## TASK PROMPT:
Where a line holds the word "icon", copy that line.

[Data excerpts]

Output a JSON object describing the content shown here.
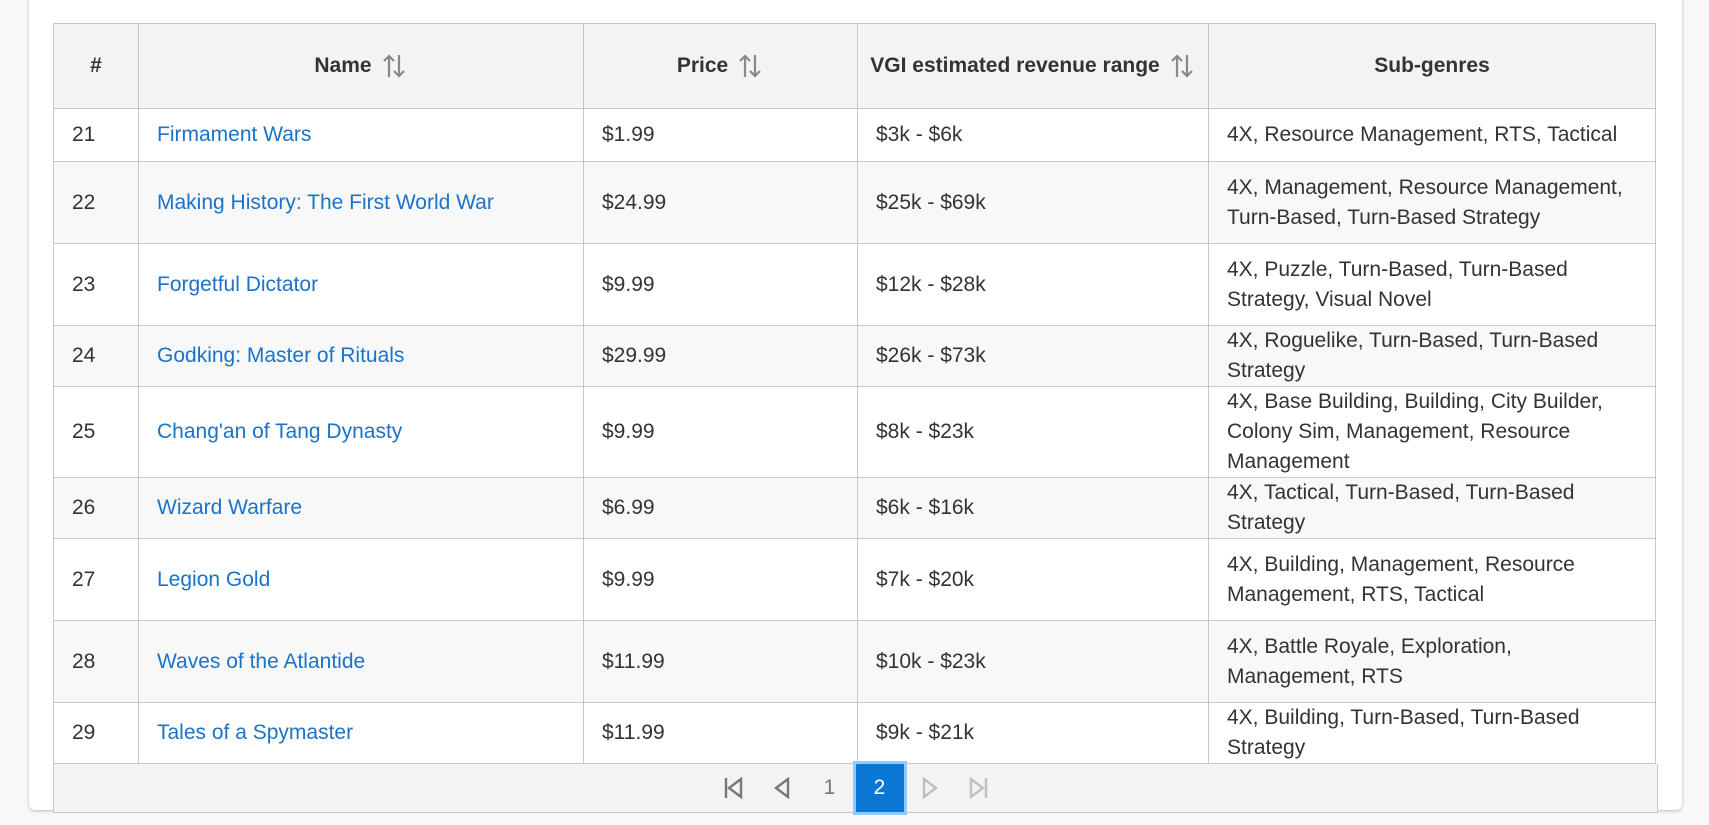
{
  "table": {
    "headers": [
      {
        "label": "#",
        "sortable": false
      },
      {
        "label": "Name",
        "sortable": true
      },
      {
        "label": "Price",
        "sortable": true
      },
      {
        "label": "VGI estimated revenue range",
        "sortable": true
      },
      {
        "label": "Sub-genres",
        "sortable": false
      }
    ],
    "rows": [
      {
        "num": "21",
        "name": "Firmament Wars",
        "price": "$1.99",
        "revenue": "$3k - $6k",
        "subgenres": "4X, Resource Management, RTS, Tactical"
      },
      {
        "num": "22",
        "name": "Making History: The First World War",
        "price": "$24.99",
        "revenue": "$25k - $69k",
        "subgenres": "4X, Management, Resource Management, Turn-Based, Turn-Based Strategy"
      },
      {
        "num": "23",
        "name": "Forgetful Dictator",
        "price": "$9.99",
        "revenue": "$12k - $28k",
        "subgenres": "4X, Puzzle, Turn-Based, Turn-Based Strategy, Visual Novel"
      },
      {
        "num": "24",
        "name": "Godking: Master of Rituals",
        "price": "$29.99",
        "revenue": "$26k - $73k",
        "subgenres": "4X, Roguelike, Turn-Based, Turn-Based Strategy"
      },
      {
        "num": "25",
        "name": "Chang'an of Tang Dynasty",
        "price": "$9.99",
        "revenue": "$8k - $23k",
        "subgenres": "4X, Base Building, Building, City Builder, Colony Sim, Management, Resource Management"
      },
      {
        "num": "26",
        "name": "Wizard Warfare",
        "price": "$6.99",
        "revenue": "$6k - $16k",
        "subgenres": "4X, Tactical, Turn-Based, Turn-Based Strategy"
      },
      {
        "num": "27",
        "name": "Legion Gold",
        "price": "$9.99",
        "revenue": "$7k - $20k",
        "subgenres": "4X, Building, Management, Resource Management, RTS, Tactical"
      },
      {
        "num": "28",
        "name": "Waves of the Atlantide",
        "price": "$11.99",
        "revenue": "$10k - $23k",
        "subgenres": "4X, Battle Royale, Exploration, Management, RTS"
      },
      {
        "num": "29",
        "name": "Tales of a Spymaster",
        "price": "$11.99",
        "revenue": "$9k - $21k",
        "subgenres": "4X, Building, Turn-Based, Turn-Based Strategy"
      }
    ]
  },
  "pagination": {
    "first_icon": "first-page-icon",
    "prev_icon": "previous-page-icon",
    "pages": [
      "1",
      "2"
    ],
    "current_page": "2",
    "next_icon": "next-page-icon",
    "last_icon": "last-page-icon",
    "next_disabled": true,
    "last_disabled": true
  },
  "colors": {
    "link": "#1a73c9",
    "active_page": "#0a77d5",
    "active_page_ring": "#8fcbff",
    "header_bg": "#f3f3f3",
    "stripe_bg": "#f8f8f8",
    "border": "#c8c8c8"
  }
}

## TASK RESULT:
    "first_icon": "first-page-icon",
    "prev_icon": "previous-page-icon",
    "next_icon": "next-page-icon",
    "last_icon": "last-page-icon",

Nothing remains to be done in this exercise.